- _Given task_: Gather every line in the records below that contains the word "Kabelmont".
*** Excerpted data
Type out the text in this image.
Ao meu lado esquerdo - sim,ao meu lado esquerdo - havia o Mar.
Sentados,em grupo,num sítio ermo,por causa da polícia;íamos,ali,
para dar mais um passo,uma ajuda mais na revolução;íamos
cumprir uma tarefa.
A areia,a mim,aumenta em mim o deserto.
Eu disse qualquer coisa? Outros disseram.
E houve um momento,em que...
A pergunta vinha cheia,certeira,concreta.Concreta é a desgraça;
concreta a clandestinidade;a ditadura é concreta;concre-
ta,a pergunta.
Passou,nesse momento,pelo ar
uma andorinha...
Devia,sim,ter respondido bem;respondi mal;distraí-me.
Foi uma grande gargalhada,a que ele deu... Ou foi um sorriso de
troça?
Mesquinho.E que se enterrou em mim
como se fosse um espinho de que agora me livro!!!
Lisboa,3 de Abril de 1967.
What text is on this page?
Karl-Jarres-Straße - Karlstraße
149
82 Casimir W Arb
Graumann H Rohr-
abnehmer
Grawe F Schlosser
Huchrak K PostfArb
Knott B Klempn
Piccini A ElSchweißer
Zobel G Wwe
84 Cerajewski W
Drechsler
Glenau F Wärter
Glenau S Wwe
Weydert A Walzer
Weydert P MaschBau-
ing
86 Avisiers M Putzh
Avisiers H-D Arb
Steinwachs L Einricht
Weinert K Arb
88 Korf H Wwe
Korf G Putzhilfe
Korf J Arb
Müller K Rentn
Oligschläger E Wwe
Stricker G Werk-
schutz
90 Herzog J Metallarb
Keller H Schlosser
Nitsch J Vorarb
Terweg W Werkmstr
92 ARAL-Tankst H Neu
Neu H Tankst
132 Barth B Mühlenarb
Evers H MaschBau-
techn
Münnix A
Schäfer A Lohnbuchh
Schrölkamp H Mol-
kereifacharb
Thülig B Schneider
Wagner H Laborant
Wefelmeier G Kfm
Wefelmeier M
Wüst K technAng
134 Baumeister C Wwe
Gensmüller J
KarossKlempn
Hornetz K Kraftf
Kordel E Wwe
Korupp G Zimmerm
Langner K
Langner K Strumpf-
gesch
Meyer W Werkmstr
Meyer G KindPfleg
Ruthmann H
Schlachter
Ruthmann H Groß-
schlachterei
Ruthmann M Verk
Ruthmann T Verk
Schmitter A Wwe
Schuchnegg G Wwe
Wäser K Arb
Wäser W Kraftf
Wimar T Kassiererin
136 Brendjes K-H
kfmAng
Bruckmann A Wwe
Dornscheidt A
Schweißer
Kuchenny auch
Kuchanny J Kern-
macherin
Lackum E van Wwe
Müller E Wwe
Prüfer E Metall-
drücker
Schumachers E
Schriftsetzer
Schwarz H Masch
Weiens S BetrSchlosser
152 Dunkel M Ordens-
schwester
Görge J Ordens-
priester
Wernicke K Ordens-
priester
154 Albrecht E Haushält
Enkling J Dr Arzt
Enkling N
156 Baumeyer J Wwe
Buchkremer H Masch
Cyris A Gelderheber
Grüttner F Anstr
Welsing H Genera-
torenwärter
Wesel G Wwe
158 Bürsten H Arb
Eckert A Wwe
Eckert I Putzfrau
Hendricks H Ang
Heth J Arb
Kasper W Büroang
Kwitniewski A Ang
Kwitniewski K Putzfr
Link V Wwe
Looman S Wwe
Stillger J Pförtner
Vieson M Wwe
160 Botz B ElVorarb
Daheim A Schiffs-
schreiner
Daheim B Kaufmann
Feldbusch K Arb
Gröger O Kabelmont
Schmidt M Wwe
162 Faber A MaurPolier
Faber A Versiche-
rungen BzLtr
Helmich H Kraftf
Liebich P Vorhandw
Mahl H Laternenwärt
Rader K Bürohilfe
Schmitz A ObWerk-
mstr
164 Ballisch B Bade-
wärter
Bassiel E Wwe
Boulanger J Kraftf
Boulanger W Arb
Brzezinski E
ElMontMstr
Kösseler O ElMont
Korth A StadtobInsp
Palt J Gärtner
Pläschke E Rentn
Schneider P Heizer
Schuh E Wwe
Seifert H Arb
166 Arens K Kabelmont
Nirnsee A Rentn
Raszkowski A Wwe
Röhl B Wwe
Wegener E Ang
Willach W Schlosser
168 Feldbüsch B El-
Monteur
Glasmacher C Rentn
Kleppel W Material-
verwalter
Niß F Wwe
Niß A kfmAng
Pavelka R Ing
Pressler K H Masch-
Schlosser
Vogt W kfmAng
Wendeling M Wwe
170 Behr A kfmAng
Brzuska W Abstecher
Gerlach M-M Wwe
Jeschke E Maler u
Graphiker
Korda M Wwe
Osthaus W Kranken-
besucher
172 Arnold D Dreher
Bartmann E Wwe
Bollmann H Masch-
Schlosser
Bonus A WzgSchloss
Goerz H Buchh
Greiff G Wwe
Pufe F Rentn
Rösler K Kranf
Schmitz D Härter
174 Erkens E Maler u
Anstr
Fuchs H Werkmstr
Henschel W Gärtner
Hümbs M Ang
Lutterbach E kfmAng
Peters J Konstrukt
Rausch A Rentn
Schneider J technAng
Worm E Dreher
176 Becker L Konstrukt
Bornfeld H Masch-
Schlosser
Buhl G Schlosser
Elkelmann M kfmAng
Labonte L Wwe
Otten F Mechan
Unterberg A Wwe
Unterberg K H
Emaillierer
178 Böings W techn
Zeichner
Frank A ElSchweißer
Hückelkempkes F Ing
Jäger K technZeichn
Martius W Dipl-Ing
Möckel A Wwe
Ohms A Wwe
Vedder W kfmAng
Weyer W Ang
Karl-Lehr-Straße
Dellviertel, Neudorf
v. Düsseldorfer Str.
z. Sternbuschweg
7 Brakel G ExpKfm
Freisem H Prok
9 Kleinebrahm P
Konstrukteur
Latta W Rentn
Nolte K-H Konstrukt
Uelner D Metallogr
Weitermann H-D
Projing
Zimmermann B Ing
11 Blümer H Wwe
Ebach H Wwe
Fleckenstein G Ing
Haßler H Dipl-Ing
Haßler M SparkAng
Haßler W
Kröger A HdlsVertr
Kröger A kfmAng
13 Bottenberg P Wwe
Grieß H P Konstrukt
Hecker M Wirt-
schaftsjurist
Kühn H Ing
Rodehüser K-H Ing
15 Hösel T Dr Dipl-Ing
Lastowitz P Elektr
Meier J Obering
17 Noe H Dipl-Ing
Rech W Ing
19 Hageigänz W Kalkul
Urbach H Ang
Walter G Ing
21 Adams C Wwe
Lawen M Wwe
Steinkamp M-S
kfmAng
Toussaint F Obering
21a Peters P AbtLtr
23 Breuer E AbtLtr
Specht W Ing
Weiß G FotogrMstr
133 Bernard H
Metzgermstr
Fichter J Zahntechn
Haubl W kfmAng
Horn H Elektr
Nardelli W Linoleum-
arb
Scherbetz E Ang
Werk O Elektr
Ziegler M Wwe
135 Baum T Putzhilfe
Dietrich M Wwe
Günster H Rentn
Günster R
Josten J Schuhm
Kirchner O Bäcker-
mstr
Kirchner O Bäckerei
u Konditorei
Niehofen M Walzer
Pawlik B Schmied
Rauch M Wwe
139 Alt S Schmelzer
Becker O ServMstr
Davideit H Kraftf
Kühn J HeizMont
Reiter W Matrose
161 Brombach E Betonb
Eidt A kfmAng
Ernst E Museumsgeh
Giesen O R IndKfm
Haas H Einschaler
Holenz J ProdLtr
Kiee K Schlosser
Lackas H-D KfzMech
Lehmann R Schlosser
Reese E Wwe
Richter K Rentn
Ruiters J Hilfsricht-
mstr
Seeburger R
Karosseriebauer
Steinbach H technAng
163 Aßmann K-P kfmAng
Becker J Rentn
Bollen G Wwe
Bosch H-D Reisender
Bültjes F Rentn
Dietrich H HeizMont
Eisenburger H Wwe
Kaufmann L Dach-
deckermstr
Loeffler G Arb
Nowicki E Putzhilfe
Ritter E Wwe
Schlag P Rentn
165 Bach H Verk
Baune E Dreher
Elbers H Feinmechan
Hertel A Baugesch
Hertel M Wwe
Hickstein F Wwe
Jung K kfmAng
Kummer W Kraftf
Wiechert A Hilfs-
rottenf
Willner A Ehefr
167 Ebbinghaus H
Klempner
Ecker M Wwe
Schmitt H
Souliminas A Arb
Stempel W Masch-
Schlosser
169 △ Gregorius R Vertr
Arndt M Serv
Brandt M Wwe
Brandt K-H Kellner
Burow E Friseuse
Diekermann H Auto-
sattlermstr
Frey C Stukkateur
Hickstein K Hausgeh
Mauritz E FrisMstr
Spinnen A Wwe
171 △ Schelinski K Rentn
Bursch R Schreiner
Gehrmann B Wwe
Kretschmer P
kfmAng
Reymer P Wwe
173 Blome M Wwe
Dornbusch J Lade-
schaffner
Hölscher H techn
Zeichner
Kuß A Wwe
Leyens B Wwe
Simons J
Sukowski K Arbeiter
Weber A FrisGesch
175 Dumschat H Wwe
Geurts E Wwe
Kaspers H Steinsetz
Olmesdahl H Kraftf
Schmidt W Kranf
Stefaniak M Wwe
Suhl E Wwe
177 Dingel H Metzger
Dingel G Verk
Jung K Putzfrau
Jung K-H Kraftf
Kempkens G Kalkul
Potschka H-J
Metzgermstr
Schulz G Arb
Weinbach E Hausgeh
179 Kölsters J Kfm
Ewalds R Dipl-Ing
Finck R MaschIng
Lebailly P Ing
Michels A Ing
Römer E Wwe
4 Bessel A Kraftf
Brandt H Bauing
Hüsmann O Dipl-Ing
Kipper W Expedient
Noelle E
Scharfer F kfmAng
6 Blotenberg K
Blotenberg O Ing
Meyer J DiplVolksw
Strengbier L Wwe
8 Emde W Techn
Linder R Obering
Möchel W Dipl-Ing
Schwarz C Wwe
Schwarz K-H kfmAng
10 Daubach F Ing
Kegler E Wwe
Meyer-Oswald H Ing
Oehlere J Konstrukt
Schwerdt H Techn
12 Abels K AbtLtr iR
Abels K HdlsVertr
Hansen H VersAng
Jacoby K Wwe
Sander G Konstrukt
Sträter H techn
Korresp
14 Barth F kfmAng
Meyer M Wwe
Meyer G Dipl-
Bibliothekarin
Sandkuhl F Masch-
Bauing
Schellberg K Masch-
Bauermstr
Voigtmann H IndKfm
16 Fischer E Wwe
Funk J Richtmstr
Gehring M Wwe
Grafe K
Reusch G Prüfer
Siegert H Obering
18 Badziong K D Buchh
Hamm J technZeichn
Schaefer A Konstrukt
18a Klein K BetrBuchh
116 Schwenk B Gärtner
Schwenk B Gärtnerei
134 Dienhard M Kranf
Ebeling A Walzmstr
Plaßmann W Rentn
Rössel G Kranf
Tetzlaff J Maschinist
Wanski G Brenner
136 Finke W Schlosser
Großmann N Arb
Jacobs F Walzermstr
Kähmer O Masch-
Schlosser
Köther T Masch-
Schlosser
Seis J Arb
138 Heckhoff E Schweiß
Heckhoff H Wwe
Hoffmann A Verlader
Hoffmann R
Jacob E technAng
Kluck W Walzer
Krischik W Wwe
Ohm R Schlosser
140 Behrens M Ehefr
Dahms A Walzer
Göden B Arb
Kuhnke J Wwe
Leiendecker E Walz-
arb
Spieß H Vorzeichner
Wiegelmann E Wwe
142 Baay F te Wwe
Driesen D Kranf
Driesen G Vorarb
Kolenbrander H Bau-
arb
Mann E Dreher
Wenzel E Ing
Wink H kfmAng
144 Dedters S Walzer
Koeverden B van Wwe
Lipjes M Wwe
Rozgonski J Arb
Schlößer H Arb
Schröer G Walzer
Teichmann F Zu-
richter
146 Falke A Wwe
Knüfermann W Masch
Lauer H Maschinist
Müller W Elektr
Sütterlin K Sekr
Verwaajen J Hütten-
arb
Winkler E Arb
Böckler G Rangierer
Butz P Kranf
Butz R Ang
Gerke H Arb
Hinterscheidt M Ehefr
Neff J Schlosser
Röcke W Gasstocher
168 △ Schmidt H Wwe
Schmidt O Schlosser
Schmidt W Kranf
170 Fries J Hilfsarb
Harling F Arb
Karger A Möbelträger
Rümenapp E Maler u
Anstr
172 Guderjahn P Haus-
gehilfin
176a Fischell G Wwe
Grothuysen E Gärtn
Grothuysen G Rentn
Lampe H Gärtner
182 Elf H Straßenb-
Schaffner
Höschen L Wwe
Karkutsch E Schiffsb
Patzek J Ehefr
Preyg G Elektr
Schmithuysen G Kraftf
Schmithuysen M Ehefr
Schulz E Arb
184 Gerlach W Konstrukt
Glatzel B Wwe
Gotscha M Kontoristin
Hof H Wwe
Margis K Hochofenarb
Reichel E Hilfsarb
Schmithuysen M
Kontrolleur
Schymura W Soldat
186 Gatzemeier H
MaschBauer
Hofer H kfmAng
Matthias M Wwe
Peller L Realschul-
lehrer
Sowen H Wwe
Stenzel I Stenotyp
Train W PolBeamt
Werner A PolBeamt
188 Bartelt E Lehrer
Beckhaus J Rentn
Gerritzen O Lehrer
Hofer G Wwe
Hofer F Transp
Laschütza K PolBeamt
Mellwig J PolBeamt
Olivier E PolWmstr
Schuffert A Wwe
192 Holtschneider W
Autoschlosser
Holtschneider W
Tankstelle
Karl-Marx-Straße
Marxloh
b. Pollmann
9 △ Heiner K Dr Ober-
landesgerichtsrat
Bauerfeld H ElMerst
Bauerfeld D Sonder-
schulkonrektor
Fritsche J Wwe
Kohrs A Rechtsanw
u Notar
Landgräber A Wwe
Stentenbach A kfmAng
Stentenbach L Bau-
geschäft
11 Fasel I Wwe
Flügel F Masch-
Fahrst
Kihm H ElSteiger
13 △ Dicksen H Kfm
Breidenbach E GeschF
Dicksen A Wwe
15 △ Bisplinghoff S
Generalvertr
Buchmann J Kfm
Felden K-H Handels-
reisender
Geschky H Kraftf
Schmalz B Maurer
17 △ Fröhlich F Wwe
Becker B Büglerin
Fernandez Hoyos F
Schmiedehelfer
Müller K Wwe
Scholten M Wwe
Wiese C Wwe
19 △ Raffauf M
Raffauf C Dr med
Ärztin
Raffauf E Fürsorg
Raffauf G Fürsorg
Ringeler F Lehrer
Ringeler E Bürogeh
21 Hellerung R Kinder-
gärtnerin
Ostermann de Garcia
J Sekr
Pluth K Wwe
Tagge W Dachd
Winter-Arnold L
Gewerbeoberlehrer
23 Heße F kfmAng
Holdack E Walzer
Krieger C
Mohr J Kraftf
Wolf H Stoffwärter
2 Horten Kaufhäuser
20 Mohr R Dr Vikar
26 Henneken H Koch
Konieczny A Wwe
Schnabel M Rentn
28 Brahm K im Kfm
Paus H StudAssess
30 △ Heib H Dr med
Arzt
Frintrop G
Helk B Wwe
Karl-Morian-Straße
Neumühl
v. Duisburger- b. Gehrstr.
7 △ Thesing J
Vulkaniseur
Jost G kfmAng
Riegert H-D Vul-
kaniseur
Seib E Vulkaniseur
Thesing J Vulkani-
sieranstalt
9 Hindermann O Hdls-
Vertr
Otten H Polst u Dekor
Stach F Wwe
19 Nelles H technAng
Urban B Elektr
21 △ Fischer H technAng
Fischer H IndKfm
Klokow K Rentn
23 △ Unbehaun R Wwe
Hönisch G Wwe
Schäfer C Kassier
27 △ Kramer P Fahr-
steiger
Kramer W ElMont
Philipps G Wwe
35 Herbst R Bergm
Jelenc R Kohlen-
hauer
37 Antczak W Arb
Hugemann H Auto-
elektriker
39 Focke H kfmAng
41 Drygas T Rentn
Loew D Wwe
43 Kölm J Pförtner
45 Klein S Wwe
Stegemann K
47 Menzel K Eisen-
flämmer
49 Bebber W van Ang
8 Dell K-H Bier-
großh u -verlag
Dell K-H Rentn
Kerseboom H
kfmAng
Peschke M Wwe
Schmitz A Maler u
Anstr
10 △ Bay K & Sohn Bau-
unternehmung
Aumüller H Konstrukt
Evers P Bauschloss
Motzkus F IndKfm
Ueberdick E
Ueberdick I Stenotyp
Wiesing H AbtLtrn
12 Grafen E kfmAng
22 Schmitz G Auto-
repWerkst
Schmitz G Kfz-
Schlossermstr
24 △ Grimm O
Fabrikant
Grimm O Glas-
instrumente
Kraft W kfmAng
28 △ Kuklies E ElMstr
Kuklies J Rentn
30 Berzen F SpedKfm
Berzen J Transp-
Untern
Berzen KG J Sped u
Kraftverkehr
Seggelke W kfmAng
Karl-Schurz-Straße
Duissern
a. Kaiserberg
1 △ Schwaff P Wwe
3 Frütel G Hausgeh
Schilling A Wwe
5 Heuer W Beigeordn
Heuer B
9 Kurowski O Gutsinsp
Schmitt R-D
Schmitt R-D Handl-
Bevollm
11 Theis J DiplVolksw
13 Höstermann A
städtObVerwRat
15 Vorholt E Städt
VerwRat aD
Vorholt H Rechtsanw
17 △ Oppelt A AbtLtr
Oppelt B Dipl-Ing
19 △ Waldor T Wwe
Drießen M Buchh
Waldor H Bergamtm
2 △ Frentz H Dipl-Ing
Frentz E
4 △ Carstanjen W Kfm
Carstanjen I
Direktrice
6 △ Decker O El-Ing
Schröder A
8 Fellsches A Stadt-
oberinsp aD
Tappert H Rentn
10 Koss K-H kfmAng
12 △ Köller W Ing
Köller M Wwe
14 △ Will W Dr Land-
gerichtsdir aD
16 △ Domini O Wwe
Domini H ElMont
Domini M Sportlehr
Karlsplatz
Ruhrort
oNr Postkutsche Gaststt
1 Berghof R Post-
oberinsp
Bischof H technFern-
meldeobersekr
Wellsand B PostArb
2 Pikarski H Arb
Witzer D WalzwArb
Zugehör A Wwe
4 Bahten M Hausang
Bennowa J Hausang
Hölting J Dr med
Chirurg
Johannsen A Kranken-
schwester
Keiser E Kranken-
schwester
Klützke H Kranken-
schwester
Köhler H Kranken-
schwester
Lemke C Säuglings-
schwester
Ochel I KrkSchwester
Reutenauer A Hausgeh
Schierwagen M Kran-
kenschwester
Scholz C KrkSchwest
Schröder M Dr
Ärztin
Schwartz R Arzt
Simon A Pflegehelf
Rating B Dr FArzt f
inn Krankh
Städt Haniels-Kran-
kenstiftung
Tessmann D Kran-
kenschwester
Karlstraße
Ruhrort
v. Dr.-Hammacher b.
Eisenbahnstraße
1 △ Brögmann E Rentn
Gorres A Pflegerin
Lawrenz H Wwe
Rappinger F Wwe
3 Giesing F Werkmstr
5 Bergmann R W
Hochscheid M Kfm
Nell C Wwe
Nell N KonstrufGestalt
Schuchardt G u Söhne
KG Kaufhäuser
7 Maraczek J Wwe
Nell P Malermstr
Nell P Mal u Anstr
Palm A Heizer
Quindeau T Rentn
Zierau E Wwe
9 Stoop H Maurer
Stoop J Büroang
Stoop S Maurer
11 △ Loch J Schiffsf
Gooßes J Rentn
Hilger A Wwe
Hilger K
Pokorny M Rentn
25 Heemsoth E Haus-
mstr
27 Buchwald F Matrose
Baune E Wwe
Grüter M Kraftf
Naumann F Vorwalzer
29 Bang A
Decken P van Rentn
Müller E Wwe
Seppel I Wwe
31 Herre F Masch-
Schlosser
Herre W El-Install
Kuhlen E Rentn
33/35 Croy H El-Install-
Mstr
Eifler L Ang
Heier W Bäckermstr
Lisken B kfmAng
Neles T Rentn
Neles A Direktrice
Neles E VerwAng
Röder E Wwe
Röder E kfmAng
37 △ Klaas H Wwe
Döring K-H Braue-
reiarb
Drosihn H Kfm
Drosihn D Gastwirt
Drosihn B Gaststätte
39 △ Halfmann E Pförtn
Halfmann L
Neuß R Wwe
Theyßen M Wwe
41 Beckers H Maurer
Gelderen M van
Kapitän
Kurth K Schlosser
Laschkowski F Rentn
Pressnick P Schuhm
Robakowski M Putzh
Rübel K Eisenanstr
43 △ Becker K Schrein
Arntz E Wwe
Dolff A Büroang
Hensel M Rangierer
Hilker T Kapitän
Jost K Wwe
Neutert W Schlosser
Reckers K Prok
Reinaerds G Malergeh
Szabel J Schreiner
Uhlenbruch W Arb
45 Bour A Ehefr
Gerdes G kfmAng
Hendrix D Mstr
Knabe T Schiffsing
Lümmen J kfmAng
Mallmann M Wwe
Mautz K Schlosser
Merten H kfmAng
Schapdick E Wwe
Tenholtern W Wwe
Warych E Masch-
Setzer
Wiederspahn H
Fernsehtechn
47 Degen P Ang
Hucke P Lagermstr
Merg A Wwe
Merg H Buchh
******
- _Result of this exercise_:
Gröger O Kabelmont
166 Arens K Kabelmont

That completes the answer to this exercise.